• [What to do]: In the material below, the lines containing the word "трассы" are required; copy each of them.

• [Extracted data]:
>> Start
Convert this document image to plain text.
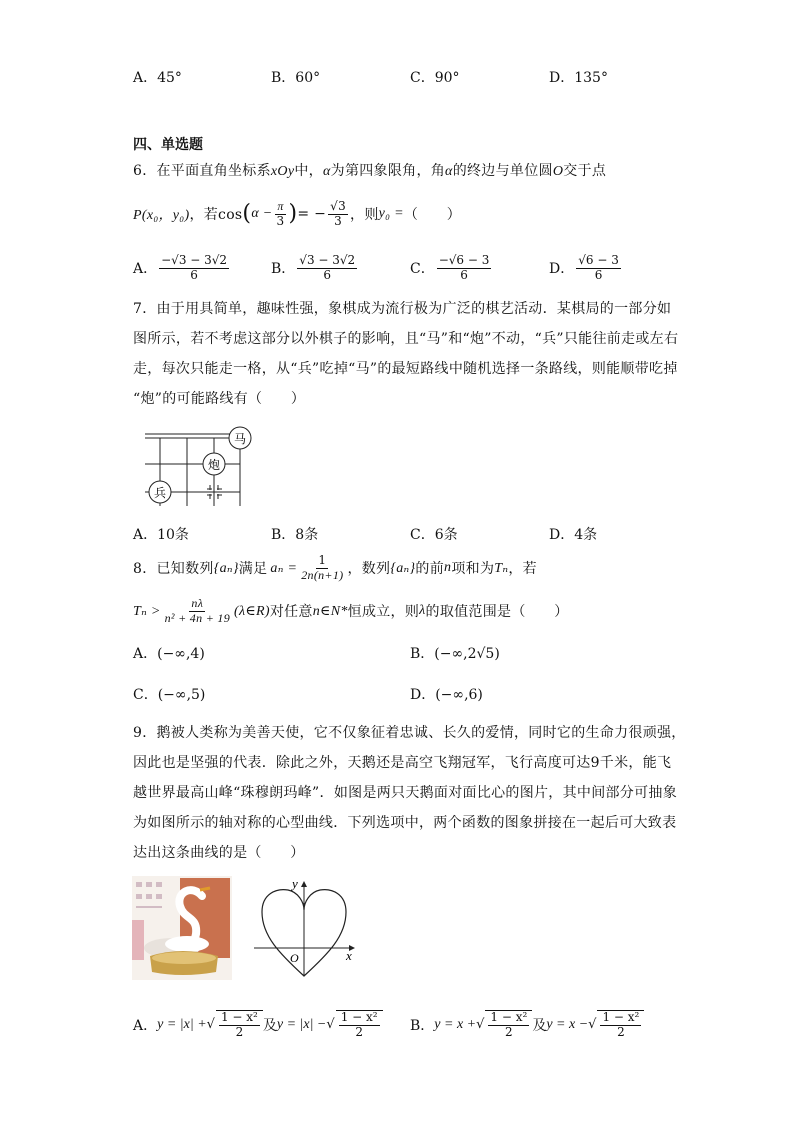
A．45°	B．60°	C．90°	D．135°
四、单选题
6．在平面直角坐标系xOy中，α为第四象限角，角α的终边与单位圆O交于点
P(x₀，y₀) ，若cos ( $\alpha - \frac{\pi}{3}$ ) = − $\frac{√3}{3}$ ，则 y₀ = （　　）
A． $\frac{-√3 - 3√2}{6}$	B． $\frac{√3 - 3√2}{6}$	C． $\frac{-√6 - 3}{6}$	D． $\frac{√6 - 3}{6}$
7．由于用具简单，趣味性强，象棋成为流行极为广泛的棋艺活动．某棋局的一部分如
图所示，若不考虑这部分以外棋子的影响，且“马”和“炮”不动，“兵”只能往前走或左右
走，每次只能走一格，从“兵”吃掉“马”的最短路线中随机选择一条路线，则能顺带吃掉
“炮”的可能路线有（　　）
马
炮
兵
A．10条	B．8条	C．6条	D．4条
8．已知数列 {aₙ} 满足 $a_n = \frac{1}{2n(n+1)}$ ，数列 {aₙ} 的前 n 项和为 Tₙ ，若
$T_n > \frac{n\lambda}{\text{n² + 4n + 19}}$ (λ∈R) 对任意 n∈N* 恒成立，则 λ 的取值范围是（　　）
A．(−∞,4)	B．(−∞,2√5)
C．(−∞,5)	D．(−∞,6)
9．鹅被人类称为美善天使，它不仅象征着忠诚、长久的爱情，同时它的生命力很顽强，
因此也是坚强的代表．除此之外，天鹅还是高空飞翔冠军，飞行高度可达9千米，能飞
越世界最高山峰“珠穆朗玛峰”．如图是两只天鹅面对面比心的图片，其中间部分可抽象
为如图所示的轴对称的心型曲线．下列选项中，两个函数的图象拼接在一起后可大致表
达出这条曲线的是（　　）
y
x
O
A． y = |x| + √ $\frac{\text{1 − x²}}{2}$ 及 y = |x| − √ $\frac{\text{1 − x²}}{2}$ B． y = x + √ $\frac{\text{1 − x²}}{2}$ 及 y = x − √ $\frac{\text{1 − x²}}{2}$
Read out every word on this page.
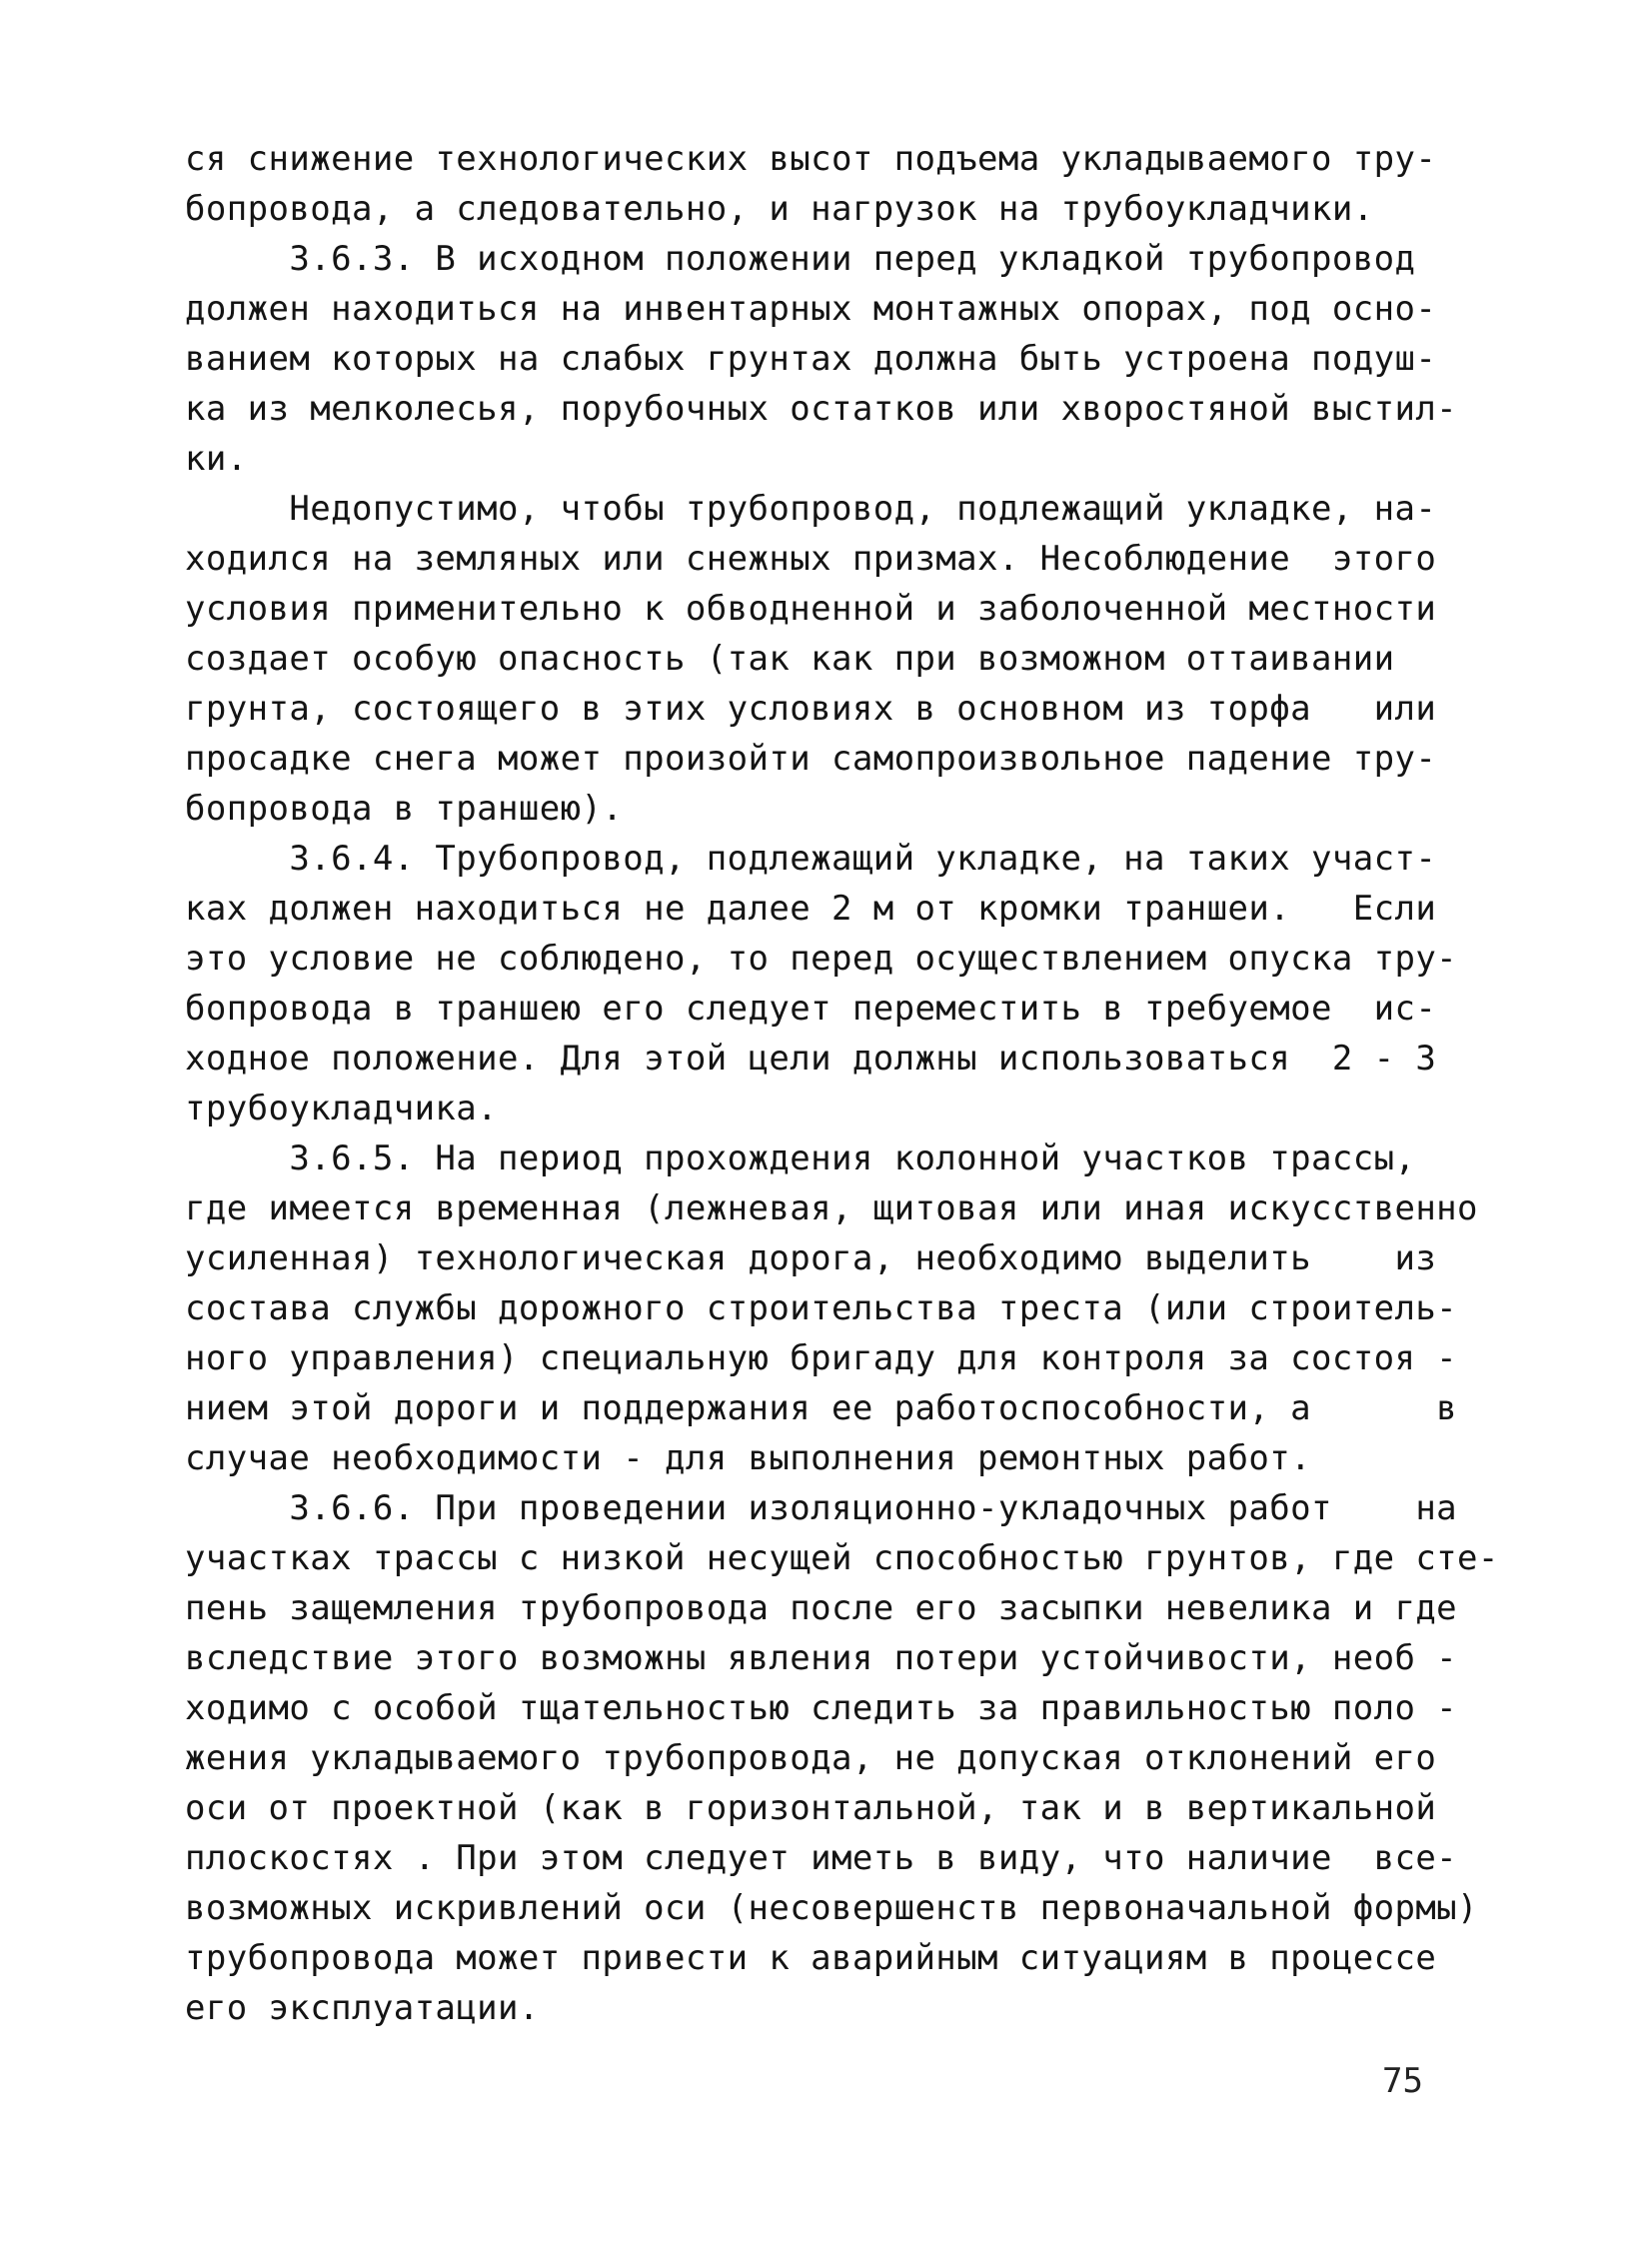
ся снижение технологических высот подъема укладываемого тру-
бопровода, а следовательно, и нагрузок на трубоукладчики.
3.6.3. В исходном положении перед укладкой трубопровод
должен находиться на инвентарных монтажных опорах, под осно-
ванием которых на слабых грунтах должна быть устроена подуш-
ка из мелколесья, порубочных остатков или хворостяной выстил-
ки.
Недопустимо, чтобы трубопровод, подлежащий укладке, на-
ходился на земляных или снежных призмах. Несоблюдение  этого
условия применительно к обводненной и заболоченной местности
создает особую опасность (так как при возможном оттаивании
грунта, состоящего в этих условиях в основном из торфа   или
просадке снега может произойти самопроизвольное падение тру-
бопровода в траншею).
3.6.4. Трубопровод, подлежащий укладке, на таких участ-
ках должен находиться не далее 2 м от кромки траншеи.   Если
это условие не соблюдено, то перед осуществлением опуска тру-
бопровода в траншею его следует переместить в требуемое  ис-
ходное положение. Для этой цели должны использоваться  2 - 3
трубоукладчика.
3.6.5. На период прохождения колонной участков трассы,
где имеется временная (лежневая, щитовая или иная искусственно
усиленная) технологическая дорога, необходимо выделить    из
состава службы дорожного строительства треста (или строитель-
ного управления) специальную бригаду для контроля за состоя -
нием этой дороги и поддержания ее работоспособности, а      в
случае необходимости - для выполнения ремонтных работ.
3.6.6. При проведении изоляционно-укладочных работ    на
участках трассы с низкой несущей способностью грунтов, где сте-
пень защемления трубопровода после его засыпки невелика и где
вследствие этого возможны явления потери устойчивости, необ -
ходимо с особой тщательностью следить за правильностью поло -
жения укладываемого трубопровода, не допуская отклонений его
оси от проектной (как в горизонтальной, так и в вертикальной
плоскостях . При этом следует иметь в виду, что наличие  все-
возможных искривлений оси (несовершенств первоначальной формы)
трубопровода может привести к аварийным ситуациям в процессе
его эксплуатации.
75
>> End
• [Solved exercise]:
3.6.5. На период прохождения колонной участков трассы,
участках трассы с низкой несущей способностью грунтов, где сте-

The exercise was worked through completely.